- [DIRECTIONS] Copy out every record below, word for word.
.....
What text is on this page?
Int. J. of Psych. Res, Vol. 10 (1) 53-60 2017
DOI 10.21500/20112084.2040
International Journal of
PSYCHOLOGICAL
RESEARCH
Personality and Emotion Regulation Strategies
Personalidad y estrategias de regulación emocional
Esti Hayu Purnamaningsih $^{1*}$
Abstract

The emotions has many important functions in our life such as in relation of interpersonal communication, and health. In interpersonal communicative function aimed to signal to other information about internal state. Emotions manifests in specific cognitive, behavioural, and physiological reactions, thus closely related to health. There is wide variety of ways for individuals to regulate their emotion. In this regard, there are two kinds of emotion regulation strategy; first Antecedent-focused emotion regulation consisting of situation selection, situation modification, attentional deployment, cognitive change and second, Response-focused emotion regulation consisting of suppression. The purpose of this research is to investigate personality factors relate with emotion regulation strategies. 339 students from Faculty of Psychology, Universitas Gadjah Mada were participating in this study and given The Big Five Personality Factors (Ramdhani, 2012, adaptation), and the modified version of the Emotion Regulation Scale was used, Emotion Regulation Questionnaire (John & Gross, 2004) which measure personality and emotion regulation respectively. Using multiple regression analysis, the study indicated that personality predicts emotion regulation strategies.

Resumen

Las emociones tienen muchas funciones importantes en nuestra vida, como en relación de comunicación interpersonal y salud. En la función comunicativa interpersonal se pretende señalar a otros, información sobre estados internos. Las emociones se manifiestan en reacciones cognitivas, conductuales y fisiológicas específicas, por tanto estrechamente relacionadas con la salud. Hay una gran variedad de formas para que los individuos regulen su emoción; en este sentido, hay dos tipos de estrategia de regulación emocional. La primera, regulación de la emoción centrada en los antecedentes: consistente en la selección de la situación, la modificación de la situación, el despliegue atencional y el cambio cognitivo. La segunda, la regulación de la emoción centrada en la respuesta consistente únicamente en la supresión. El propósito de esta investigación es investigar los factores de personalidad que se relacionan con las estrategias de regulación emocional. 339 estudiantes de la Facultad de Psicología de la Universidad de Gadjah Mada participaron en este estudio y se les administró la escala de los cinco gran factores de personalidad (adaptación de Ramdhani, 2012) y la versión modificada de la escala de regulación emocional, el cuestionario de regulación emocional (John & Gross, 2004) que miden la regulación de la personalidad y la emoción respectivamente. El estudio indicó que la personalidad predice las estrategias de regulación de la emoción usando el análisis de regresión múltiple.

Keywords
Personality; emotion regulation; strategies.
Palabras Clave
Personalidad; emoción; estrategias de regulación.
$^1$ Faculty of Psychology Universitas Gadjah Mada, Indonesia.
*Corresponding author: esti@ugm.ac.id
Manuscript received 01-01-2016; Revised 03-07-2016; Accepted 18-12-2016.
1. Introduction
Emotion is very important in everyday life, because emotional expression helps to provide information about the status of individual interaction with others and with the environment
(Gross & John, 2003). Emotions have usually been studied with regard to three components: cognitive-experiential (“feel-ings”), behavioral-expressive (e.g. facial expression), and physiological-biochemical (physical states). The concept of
.....
- [THE COMPLETED TASK]
What text is on this page?
Int. J. of Psych. Res, Vol. 10 (1) 53-60 2017
DOI 10.21500/20112084.2040
International Journal of
PSYCHOLOGICAL
RESEARCH
Personality and Emotion Regulation Strategies
Personalidad y estrategias de regulación emocional
Esti Hayu Purnamaningsih $^{1*}$
Abstract

The emotions has many important functions in our life such as in relation of interpersonal communication, and health. In interpersonal communicative function aimed to signal to other information about internal state. Emotions manifests in specific cognitive, behavioural, and physiological reactions, thus closely related to health. There is wide variety of ways for individuals to regulate their emotion. In this regard, there are two kinds of emotion regulation strategy; first Antecedent-focused emotion regulation consisting of situation selection, situation modification, attentional deployment, cognitive change and second, Response-focused emotion regulation consisting of suppression. The purpose of this research is to investigate personality factors relate with emotion regulation strategies. 339 students from Faculty of Psychology, Universitas Gadjah Mada were participating in this study and given The Big Five Personality Factors (Ramdhani, 2012, adaptation), and the modified version of the Emotion Regulation Scale was used, Emotion Regulation Questionnaire (John & Gross, 2004) which measure personality and emotion regulation respectively. Using multiple regression analysis, the study indicated that personality predicts emotion regulation strategies.

Resumen

Las emociones tienen muchas funciones importantes en nuestra vida, como en relación de comunicación interpersonal y salud. En la función comunicativa interpersonal se pretende señalar a otros, información sobre estados internos. Las emociones se manifiestan en reacciones cognitivas, conductuales y fisiológicas específicas, por tanto estrechamente relacionadas con la salud. Hay una gran variedad de formas para que los individuos regulen su emoción; en este sentido, hay dos tipos de estrategia de regulación emocional. La primera, regulación de la emoción centrada en los antecedentes: consistente en la selección de la situación, la modificación de la situación, el despliegue atencional y el cambio cognitivo. La segunda, la regulación de la emoción centrada en la respuesta consistente únicamente en la supresión. El propósito de esta investigación es investigar los factores de personalidad que se relacionan con las estrategias de regulación emocional. 339 estudiantes de la Facultad de Psicología de la Universidad de Gadjah Mada participaron en este estudio y se les administró la escala de los cinco gran factores de personalidad (adaptación de Ramdhani, 2012) y la versión modificada de la escala de regulación emocional, el cuestionario de regulación emocional (John & Gross, 2004) que miden la regulación de la personalidad y la emoción respectivamente. El estudio indicó que la personalidad predice las estrategias de regulación de la emoción usando el análisis de regresión múltiple.

Keywords
Personality; emotion regulation; strategies.
Palabras Clave
Personalidad; emoción; estrategias de regulación.
$^1$ Faculty of Psychology Universitas Gadjah Mada, Indonesia.
*Corresponding author: esti@ugm.ac.id
Manuscript received 01-01-2016; Revised 03-07-2016; Accepted 18-12-2016.
1. Introduction
Emotion is very important in everyday life, because emotional expression helps to provide information about the status of individual interaction with others and with the environment
(Gross & John, 2003). Emotions have usually been studied with regard to three components: cognitive-experiential (“feel-ings”), behavioral-expressive (e.g. facial expression), and physiological-biochemical (physical states). The concept of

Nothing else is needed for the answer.